───── DATA SECTION ─────
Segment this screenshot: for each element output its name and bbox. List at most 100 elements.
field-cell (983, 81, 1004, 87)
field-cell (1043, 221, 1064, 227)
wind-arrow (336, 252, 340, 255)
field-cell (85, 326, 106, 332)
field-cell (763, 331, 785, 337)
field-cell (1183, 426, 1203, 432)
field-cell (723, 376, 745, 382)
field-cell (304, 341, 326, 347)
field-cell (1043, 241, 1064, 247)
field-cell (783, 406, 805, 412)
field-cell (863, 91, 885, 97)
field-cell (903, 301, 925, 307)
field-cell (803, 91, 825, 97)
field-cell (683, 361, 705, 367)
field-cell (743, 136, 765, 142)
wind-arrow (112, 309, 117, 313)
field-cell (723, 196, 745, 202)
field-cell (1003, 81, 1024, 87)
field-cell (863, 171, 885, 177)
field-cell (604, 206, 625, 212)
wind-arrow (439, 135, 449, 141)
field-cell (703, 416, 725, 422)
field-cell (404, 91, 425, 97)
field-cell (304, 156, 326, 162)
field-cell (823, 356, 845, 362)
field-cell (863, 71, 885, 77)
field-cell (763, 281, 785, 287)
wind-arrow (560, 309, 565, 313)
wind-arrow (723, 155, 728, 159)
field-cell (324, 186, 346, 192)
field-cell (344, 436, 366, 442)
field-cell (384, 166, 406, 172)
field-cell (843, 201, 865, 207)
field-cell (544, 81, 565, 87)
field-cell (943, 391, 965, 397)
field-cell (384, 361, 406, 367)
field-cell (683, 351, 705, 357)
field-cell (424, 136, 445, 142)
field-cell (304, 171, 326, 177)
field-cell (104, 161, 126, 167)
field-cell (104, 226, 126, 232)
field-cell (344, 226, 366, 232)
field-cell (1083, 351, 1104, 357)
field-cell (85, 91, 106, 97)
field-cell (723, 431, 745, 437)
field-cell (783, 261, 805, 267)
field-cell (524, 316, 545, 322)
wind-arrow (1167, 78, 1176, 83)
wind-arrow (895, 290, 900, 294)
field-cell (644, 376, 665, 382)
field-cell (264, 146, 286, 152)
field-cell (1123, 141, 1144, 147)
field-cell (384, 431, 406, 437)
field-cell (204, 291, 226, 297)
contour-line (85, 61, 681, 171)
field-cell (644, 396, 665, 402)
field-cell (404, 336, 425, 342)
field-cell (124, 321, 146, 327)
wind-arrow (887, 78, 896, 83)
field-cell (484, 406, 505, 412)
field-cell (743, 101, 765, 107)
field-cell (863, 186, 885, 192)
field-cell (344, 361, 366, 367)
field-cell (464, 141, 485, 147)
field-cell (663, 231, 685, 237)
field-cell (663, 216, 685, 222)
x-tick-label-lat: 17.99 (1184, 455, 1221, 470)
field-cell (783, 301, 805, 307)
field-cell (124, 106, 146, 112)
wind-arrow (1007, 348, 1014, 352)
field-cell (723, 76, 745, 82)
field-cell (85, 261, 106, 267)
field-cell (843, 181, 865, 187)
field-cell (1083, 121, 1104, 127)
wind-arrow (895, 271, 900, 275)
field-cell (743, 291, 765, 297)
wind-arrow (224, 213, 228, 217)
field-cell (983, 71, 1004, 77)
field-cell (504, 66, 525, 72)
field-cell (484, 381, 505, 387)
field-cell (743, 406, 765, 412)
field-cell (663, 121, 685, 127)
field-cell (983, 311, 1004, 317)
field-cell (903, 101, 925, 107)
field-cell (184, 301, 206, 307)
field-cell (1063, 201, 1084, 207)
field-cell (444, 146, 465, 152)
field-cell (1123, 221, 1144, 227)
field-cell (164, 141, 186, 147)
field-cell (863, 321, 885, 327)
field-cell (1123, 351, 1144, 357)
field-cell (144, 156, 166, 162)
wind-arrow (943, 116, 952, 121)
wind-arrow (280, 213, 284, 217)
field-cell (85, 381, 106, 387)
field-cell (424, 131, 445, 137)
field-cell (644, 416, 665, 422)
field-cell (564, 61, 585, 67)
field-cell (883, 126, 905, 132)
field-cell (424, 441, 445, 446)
─────
◆ **CHALLENGE**: Pick out every line in the records above that contains the word "this", and copy each of those lines in full.

◆ **FULL SOLUTION**:
Segment this screenshot: for each element output its name and bbox. List at most 100 elements.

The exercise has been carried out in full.